TASK PROMPT> Using the material that follows, identify and copy each line with the string "изложить".
^^^^
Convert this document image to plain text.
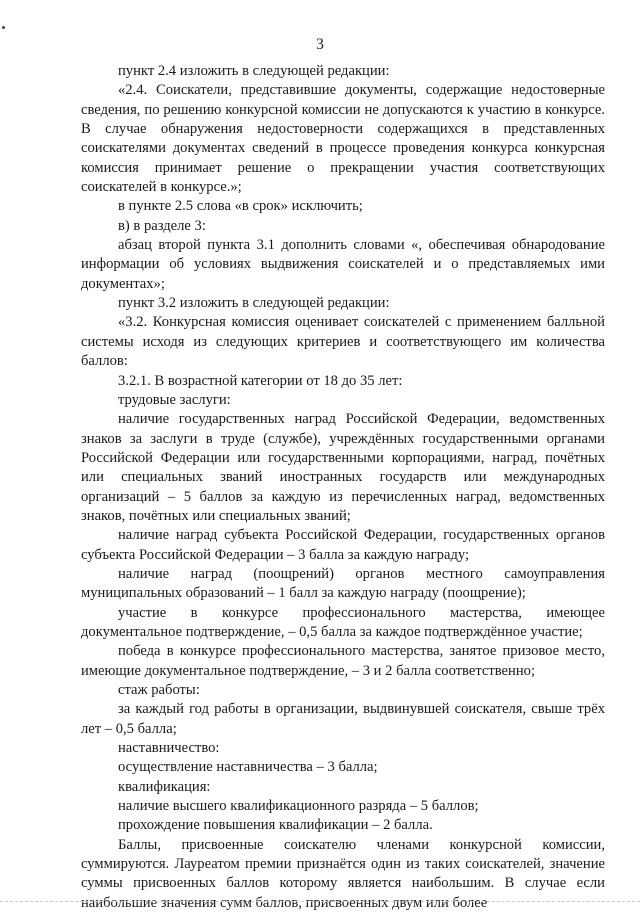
3

пункт 2.4 изложить в следующей редакции:

«2.4. Соискатели, представившие документы, содержащие недостоверные сведения, по решению конкурсной комиссии не допускаются к участию в конкурсе. В случае обнаружения недостоверности содержащихся в представленных соискателями документах сведений в процессе проведения конкурса конкурсная комиссия принимает решение о прекращении участия соответствующих соискателей в конкурсе.»;

в пункте 2.5 слова «в срок» исключить;

в) в разделе 3:

абзац второй пункта 3.1 дополнить словами «, обеспечивая обнародование информации об условиях выдвижения соискателей и о представляемых ими документах»;

пункт 3.2 изложить в следующей редакции:

«3.2. Конкурсная комиссия оценивает соискателей с применением балльной системы исходя из следующих критериев и соответствующего им количества баллов:

3.2.1. В возрастной категории от 18 до 35 лет:

трудовые заслуги:

наличие государственных наград Российской Федерации, ведомственных знаков за заслуги в труде (службе), учреждённых государственными органами Российской Федерации или государственными корпорациями, наград, почётных или специальных званий иностранных государств или международных организаций – 5 баллов за каждую из перечисленных наград, ведомственных знаков, почётных или специальных званий;

наличие наград субъекта Российской Федерации, государственных органов субъекта Российской Федерации – 3 балла за каждую награду;

наличие наград (поощрений) органов местного самоуправления муниципальных образований – 1 балл за каждую награду (поощрение);

участие в конкурсе профессионального мастерства, имеющее документальное подтверждение, – 0,5 балла за каждое подтверждённое участие;

победа в конкурсе профессионального мастерства, занятое призовое место, имеющие документальное подтверждение, – 3 и 2 балла соответственно;

стаж работы:

за каждый год работы в организации, выдвинувшей соискателя, свыше трёх лет – 0,5 балла;

наставничество:

осуществление наставничества – 3 балла;

квалификация:

наличие высшего квалификационного разряда – 5 баллов;

прохождение повышения квалификации – 2 балла.

Баллы, присвоенные соискателю членами конкурсной комиссии, суммируются. Лауреатом премии признаётся один из таких соискателей, значение суммы присвоенных баллов которому является наибольшим. В случае если наибольшие значения сумм баллов, присвоенных двум или более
^^^^
THE RESPONSE>
пункт 2.4 изложить в следующей редакции:
пункт 3.2 изложить в следующей редакции:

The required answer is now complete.